* START Entries provided *

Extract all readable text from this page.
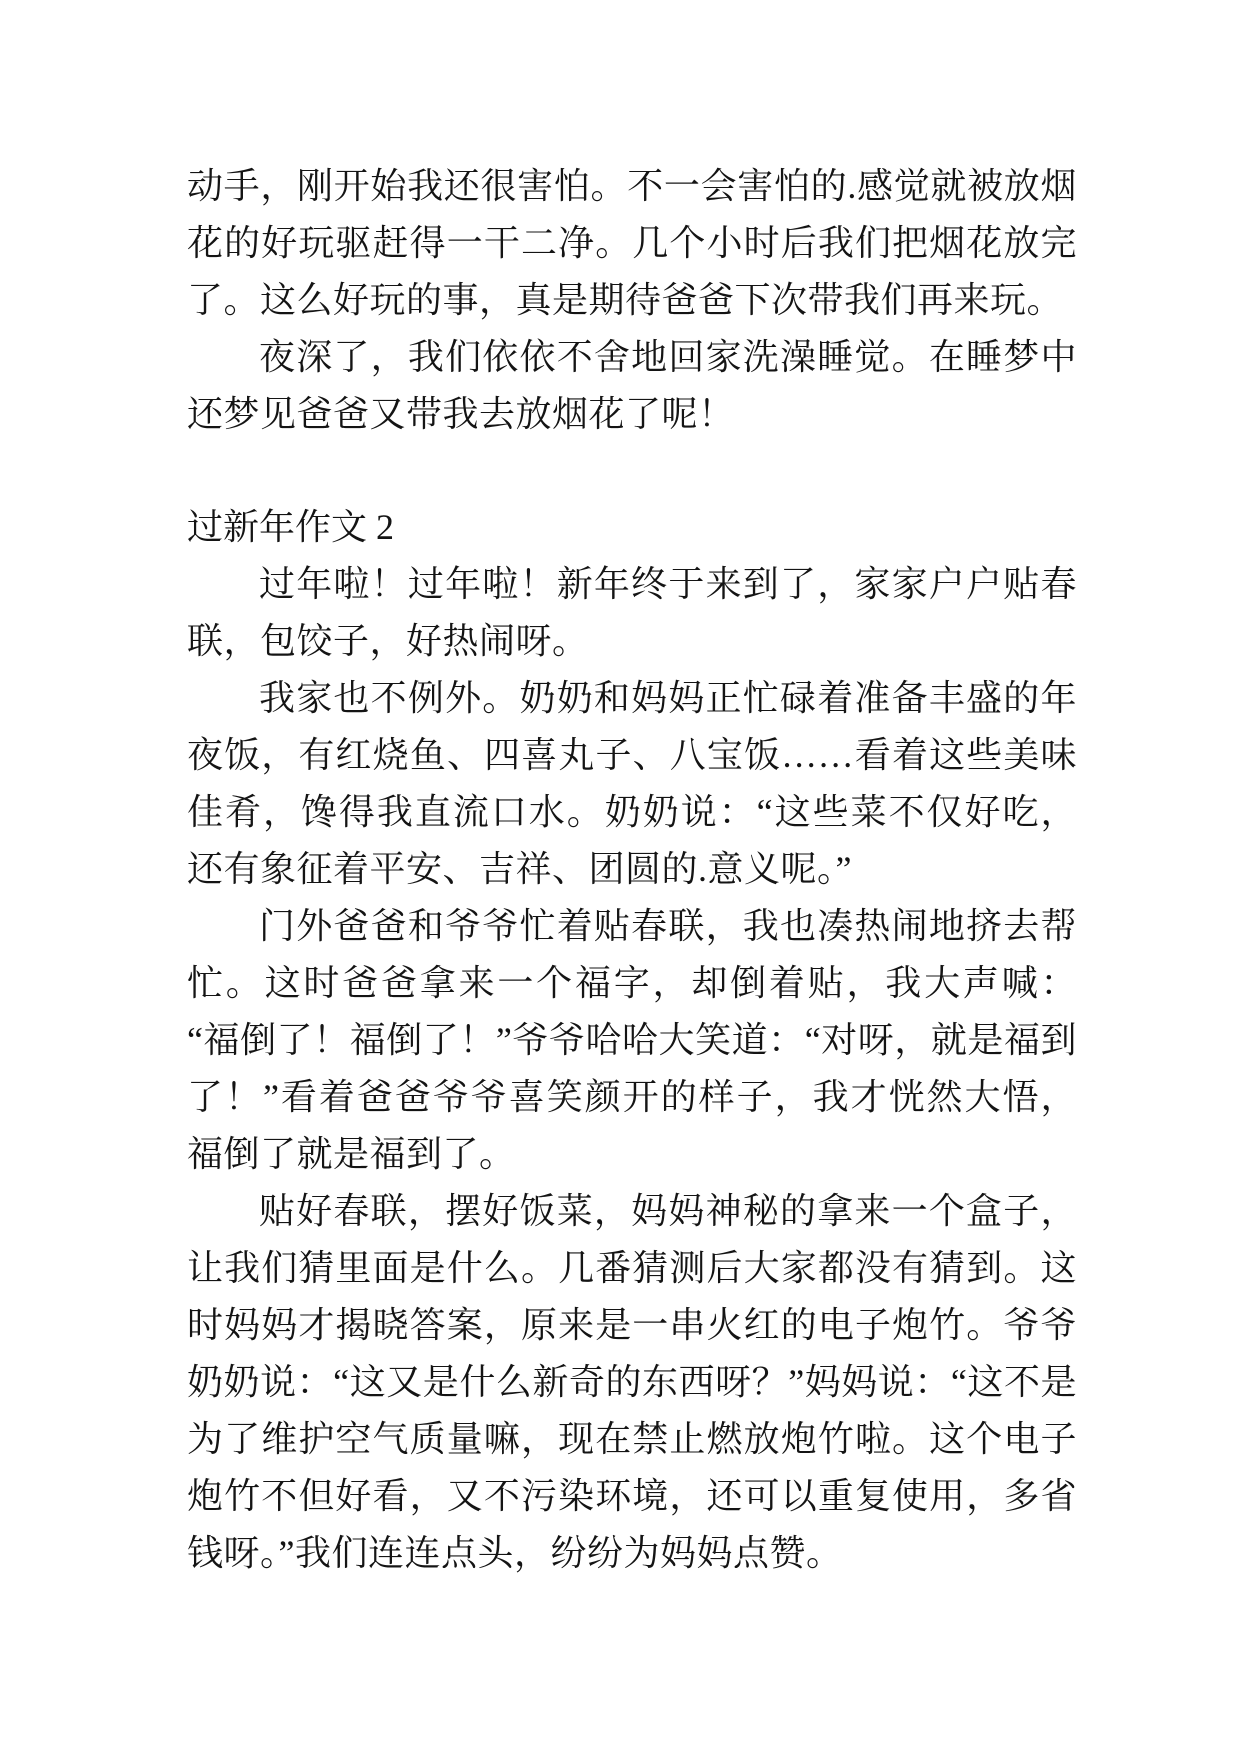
动手，刚开始我还很害怕。不一会害怕的.感觉就被放烟花的好玩驱赶得一干二净。几个小时后我们把烟花放完了。这么好玩的事，真是期待爸爸下次带我们再来玩。

夜深了，我们依依不舍地回家洗澡睡觉。在睡梦中还梦见爸爸又带我去放烟花了呢！

过新年作文 2

过年啦！过年啦！新年终于来到了，家家户户贴春联，包饺子，好热闹呀。

我家也不例外。奶奶和妈妈正忙碌着准备丰盛的年夜饭，有红烧鱼、四喜丸子、八宝饭……看着这些美味佳肴，馋得我直流口水。奶奶说：“这些菜不仅好吃，还有象征着平安、吉祥、团圆的.意义呢。”

门外爸爸和爷爷忙着贴春联，我也凑热闹地挤去帮忙。这时爸爸拿来一个福字，却倒着贴，我大声喊：“福倒了！福倒了！”爷爷哈哈大笑道：“对呀，就是福到了！”看着爸爸爷爷喜笑颜开的样子，我才恍然大悟，福倒了就是福到了。

贴好春联，摆好饭菜，妈妈神秘的拿来一个盒子，让我们猜里面是什么。几番猜测后大家都没有猜到。这时妈妈才揭晓答案，原来是一串火红的电子炮竹。爷爷奶奶说：“这又是什么新奇的东西呀？”妈妈说：“这不是为了维护空气质量嘛，现在禁止燃放炮竹啦。这个电子炮竹不但好看，又不污染环境，还可以重复使用，多省钱呀。”我们连连点头，纷纷为妈妈点赞。
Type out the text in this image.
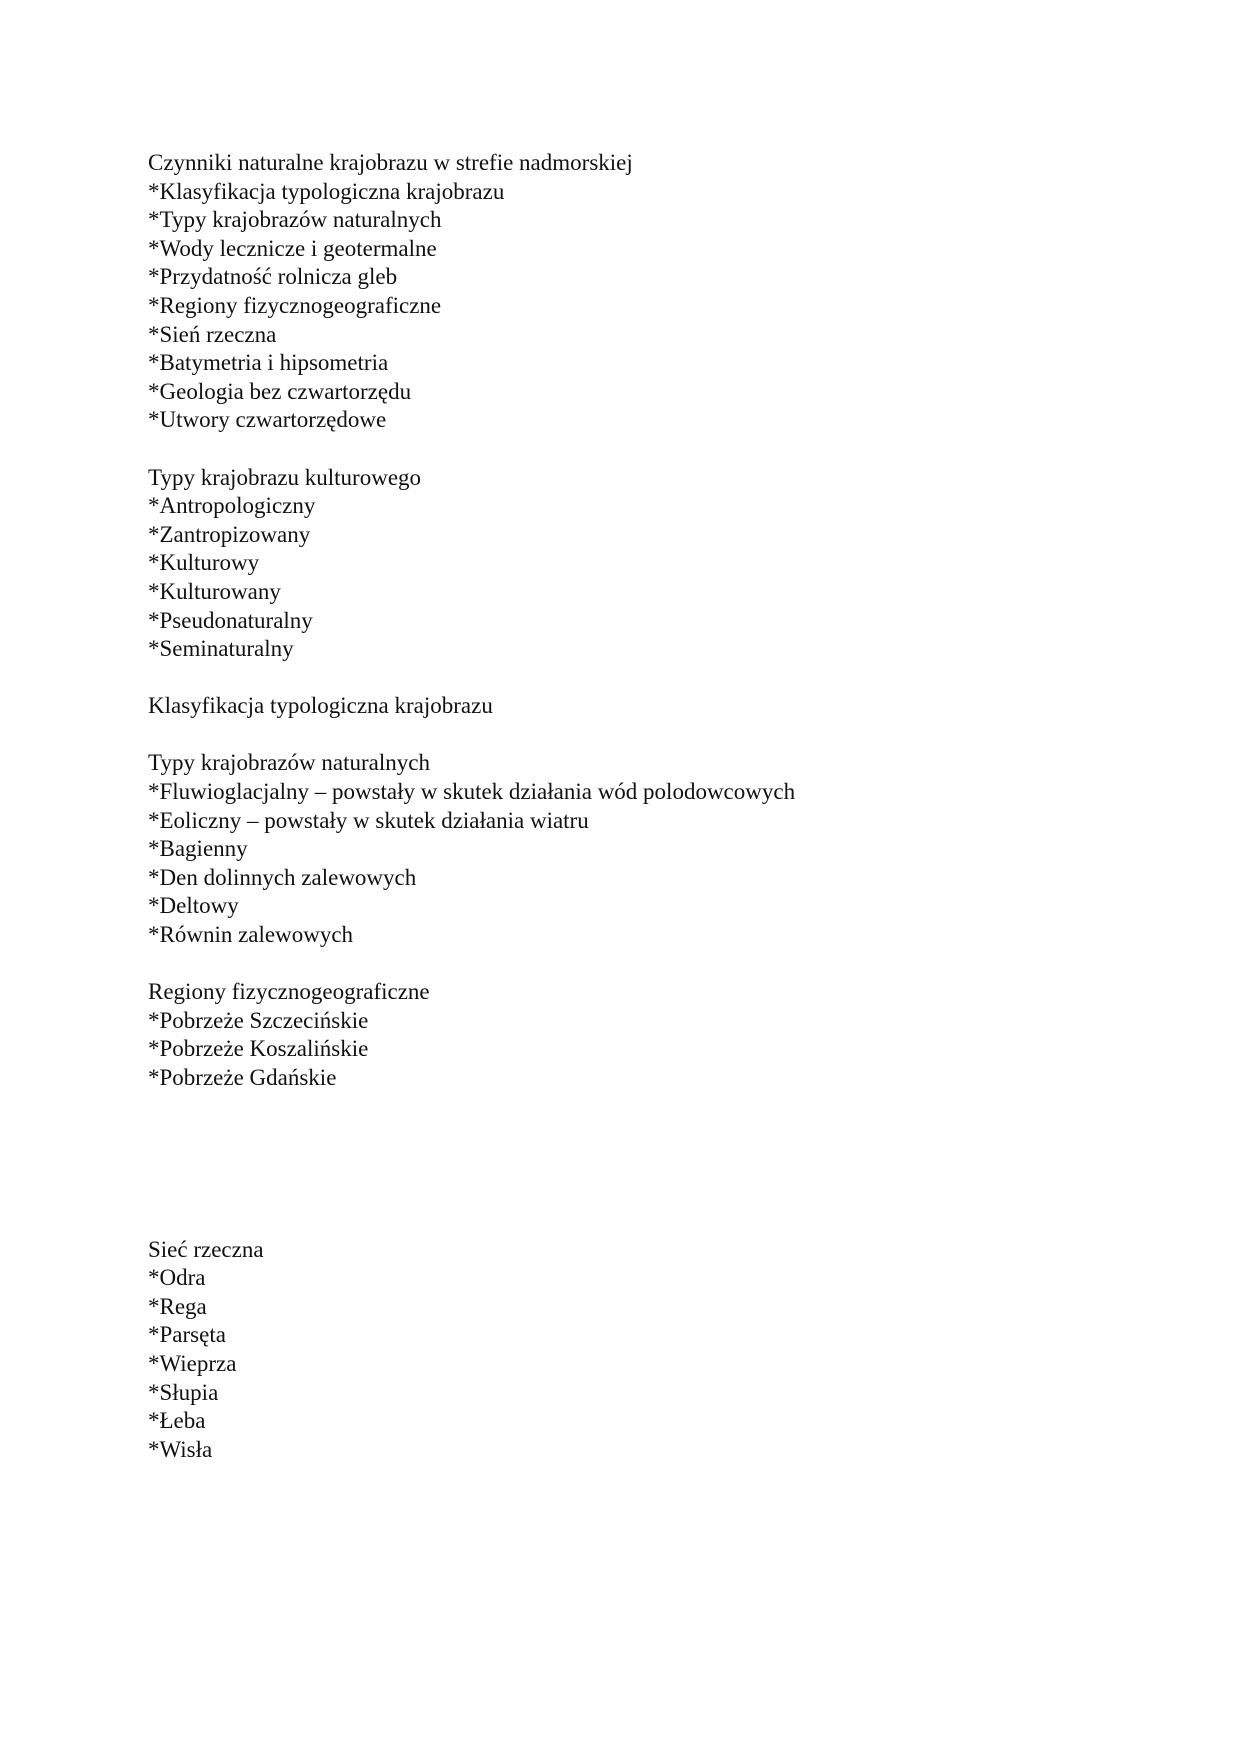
Czynniki naturalne krajobrazu w strefie nadmorskiej
*Klasyfikacja typologiczna krajobrazu
*Typy krajobrazów naturalnych
*Wody lecznicze i geotermalne
*Przydatność rolnicza gleb
*Regiony fizycznogeograficzne
*Sień rzeczna
*Batymetria i hipsometria
*Geologia bez czwartorzędu
*Utwory czwartorzędowe
Typy krajobrazu kulturowego
*Antropologiczny
*Zantropizowany
*Kulturowy
*Kulturowany
*Pseudonaturalny
*Seminaturalny
Klasyfikacja typologiczna krajobrazu
Typy krajobrazów naturalnych
*Fluwioglacjalny – powstały w skutek działania wód polodowcowych
*Eoliczny – powstały w skutek działania wiatru
*Bagienny
*Den dolinnych zalewowych
*Deltowy
*Równin zalewowych
Regiony fizycznogeograficzne
*Pobrzeże Szczecińskie
*Pobrzeże Koszalińskie
*Pobrzeże Gdańskie
Sieć rzeczna
*Odra
*Rega
*Parsęta
*Wieprza
*Słupia
*Łeba
*Wisła
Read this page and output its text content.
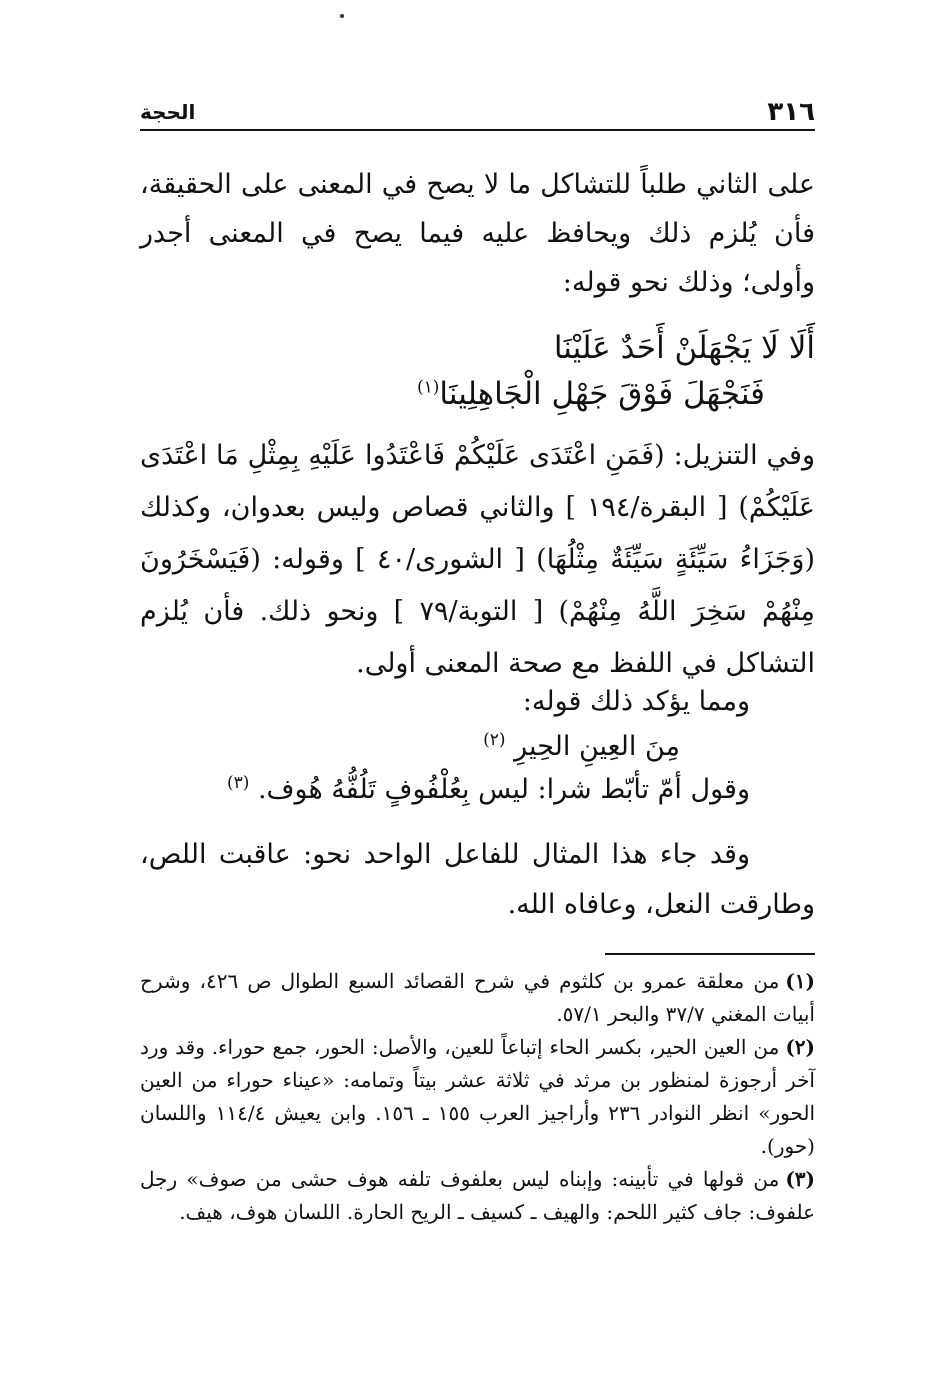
٣١٦
الحجة

على الثاني طلباً للتشاكل ما لا يصح في المعنى على الحقيقة، فأن يُلزم ذلك ويحافظ عليه فيما يصح في المعنى أجدر وأولى؛ وذلك نحو قوله:

أَلَا لَا يَجْهَلَنْ أَحَدٌ عَلَيْنَا
فَنَجْهَلَ فَوْقَ جَهْلِ الْجَاهِلِينَا$^{(١)}$

وفي التنزيل: (فَمَنِ اعْتَدَى عَلَيْكُمْ فَاعْتَدُوا عَلَيْهِ بِمِثْلِ مَا اعْتَدَى عَلَيْكُمْ) [ البقرة/١٩٤ ] والثاني قصاص وليس بعدوان، وكذلك (وَجَزَاءُ سَيِّئَةٍ سَيِّئَةٌ مِثْلُهَا) [ الشورى/٤٠ ] وقوله: (فَيَسْخَرُونَ مِنْهُمْ سَخِرَ اللَّهُ مِنْهُمْ) [ التوبة/٧٩ ] ونحو ذلك. فأن يُلزم التشاكل في اللفظ مع صحة المعنى أولى.

ومما يؤكد ذلك قوله:
مِنَ العِينِ الحِيرِ $^{(٢)}$
وقول أمّ تأبّط شرا: ليس بِعُلْفُوفٍ تَلُفُّهُ هُوف. $^{(٣)}$

وقد جاء هذا المثال للفاعل الواحد نحو: عاقبت اللص، وطارقت النعل، وعافاه الله.

(١)من معلقة عمرو بن كلثوم في شرح القصائد السبع الطوال ص ٤٢٦، وشرح أبيات المغني ٣٧/٧ والبحر ٥٧/١.

(٢)من العين الحير، بكسر الحاء إتباعاً للعين، والأصل: الحور، جمع حوراء. وقد ورد آخر أرجوزة لمنظور بن مرثد في ثلاثة عشر بيتاً وتمامه: «عيناء حوراء من العين الحور» انظر النوادر ٢٣٦ وأراجيز العرب ١٥٥ ـ ١٥٦. وابن يعيش ١١٤/٤ واللسان (حور).

(٣)من قولها في تأبينه: وإبناه ليس بعلفوف تلفه هوف حشى من صوف» رجل علفوف: جاف كثير اللحم: والهيف ـ كسيف ـ الريح الحارة. اللسان هوف، هيف.
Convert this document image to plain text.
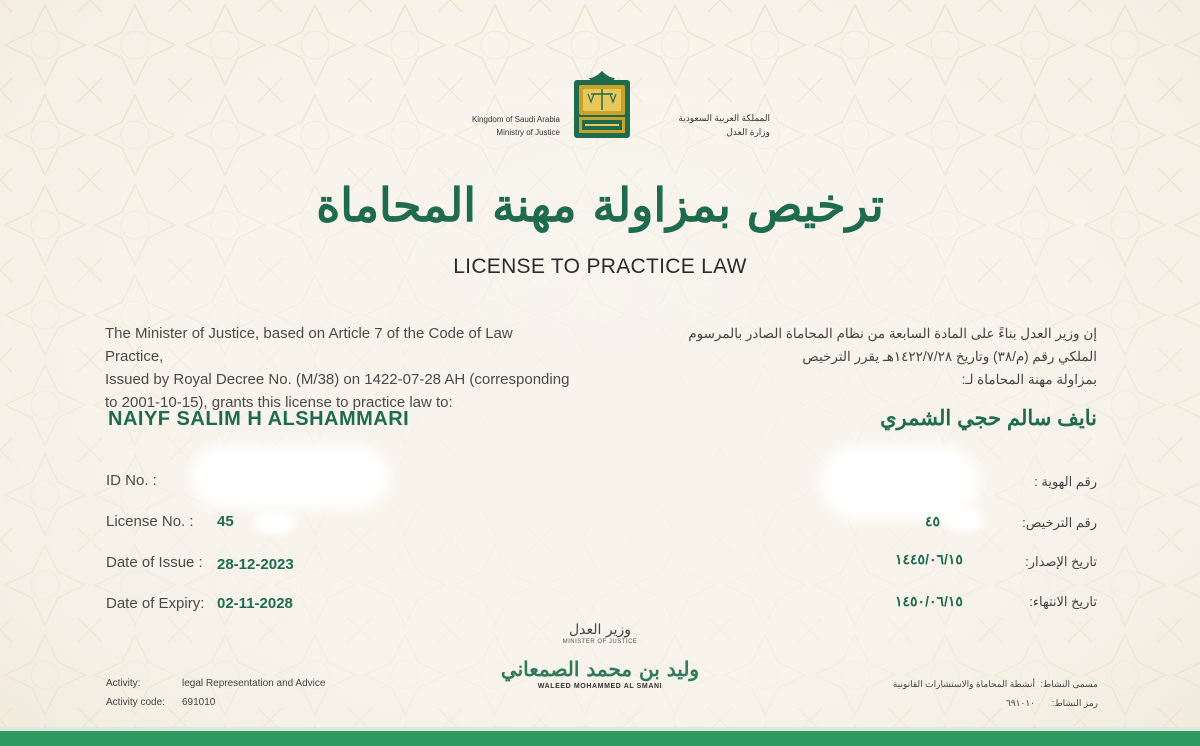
Kingdom of Saudi Arabia
Ministry of Justice
المملكة العربية السعودية
وزارة العدل
ترخيص بمزاولة مهنة المحاماة
LICENSE TO PRACTICE LAW
The Minister of Justice, based on Article 7 of the Code of Law Practice,
Issued by Royal Decree No. (M/38) on 1422-07-28 AH (corresponding
to 2001-10-15), grants this license to practice law to:
إن وزير العدل بناءً على المادة السابعة من نظام المحاماة الصادر بالمرسوم
الملكي رقم (م/٣٨) وتاريخ ١٤٢٢/٧/٢٨هـ يقرر الترخيص
بمزاولة مهنة المحاماة لـ:
NAIYF SALIM H ALSHAMMARI	نايف سالم حجي الشمري
ID No. :
License No. : 45
Date of Issue : 28-12-2023
Date of Expiry: 02-11-2028
رقم الهوية :
رقم الترخيص:
٤٥
تاريخ الإصدار:
١٤٤٥/٠٦/١٥
تاريخ الانتهاء:
١٤٥٠/٠٦/١٥
وزير العدل
MINISTER OF JUSTICE
وليد بن محمد الصمعاني
WALEED MOHAMMED AL SMANI
Activity:	legal Representation and Advice
Activity code: 691010
مسمى النشاط:
أنشطة المحاماة والاستشارات القانونية
رمز النشاط:
٦٩١٠١٠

* END Entries provided *

Stated exercise: Extract every line that has the string "Pobrzeże" in it.

Exercise output:
*Pobrzeże Szczecińskie
*Pobrzeże Koszalińskie
*Pobrzeże Gdańskie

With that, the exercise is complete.